<<<<
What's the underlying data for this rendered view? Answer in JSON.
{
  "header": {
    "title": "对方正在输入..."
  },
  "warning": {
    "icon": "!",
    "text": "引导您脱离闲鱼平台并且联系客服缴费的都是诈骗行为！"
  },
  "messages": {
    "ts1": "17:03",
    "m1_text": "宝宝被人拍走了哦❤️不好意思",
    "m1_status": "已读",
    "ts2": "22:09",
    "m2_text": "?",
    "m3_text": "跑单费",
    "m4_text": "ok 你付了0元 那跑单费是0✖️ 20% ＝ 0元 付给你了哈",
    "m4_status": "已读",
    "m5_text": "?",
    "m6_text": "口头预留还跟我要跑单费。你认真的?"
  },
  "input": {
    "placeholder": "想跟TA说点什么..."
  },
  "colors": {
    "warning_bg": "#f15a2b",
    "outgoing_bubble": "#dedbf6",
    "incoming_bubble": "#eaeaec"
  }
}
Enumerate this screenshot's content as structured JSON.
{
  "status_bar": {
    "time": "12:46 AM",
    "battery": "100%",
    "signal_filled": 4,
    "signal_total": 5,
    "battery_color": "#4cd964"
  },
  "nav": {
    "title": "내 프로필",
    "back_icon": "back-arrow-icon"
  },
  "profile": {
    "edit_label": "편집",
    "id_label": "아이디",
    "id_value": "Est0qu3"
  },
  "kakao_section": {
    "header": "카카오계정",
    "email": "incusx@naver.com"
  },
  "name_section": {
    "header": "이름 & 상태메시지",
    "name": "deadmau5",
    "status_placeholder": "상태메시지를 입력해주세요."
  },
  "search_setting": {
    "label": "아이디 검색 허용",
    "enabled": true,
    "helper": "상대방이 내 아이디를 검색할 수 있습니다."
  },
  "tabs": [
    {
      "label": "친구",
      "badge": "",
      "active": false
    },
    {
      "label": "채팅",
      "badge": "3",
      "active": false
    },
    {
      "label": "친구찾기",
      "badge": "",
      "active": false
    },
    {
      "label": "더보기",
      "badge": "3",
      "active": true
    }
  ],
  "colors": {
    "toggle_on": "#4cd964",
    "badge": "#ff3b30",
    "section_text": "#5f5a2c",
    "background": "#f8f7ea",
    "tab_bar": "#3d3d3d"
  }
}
>>>>
Task to complete:
Copy all the records above precisely.

Exercise output:
What's the underlying data for this rendered view? Answer in JSON.
{
  "header": {
    "title": "对方正在输入..."
  },
  "warning": {
    "icon": "!",
    "text": "引导您脱离闲鱼平台并且联系客服缴费的都是诈骗行为！"
  },
  "messages": {
    "ts1": "17:03",
    "m1_text": "宝宝被人拍走了哦❤️不好意思",
    "m1_status": "已读",
    "ts2": "22:09",
    "m2_text": "?",
    "m3_text": "跑单费",
    "m4_text": "ok 你付了0元 那跑单费是0✖️ 20% ＝ 0元 付给你了哈",
    "m4_status": "已读",
    "m5_text": "?",
    "m6_text": "口头预留还跟我要跑单费。你认真的?"
  },
  "input": {
    "placeholder": "想跟TA说点什么..."
  },
  "colors": {
    "warning_bg": "#f15a2b",
    "outgoing_bubble": "#dedbf6",
    "incoming_bubble": "#eaeaec"
  }
}
Enumerate this screenshot's content as structured JSON.
{
  "status_bar": {
    "time": "12:46 AM",
    "battery": "100%",
    "signal_filled": 4,
    "signal_total": 5,
    "battery_color": "#4cd964"
  },
  "nav": {
    "title": "내 프로필",
    "back_icon": "back-arrow-icon"
  },
  "profile": {
    "edit_label": "편집",
    "id_label": "아이디",
    "id_value": "Est0qu3"
  },
  "kakao_section": {
    "header": "카카오계정",
    "email": "incusx@naver.com"
  },
  "name_section": {
    "header": "이름 & 상태메시지",
    "name": "deadmau5",
    "status_placeholder": "상태메시지를 입력해주세요."
  },
  "search_setting": {
    "label": "아이디 검색 허용",
    "enabled": true,
    "helper": "상대방이 내 아이디를 검색할 수 있습니다."
  },
  "tabs": [
    {
      "label": "친구",
      "badge": "",
      "active": false
    },
    {
      "label": "채팅",
      "badge": "3",
      "active": false
    },
    {
      "label": "친구찾기",
      "badge": "",
      "active": false
    },
    {
      "label": "더보기",
      "badge": "3",
      "active": true
    }
  ],
  "colors": {
    "toggle_on": "#4cd964",
    "badge": "#ff3b30",
    "section_text": "#5f5a2c",
    "background": "#f8f7ea",
    "tab_bar": "#3d3d3d"
  }
}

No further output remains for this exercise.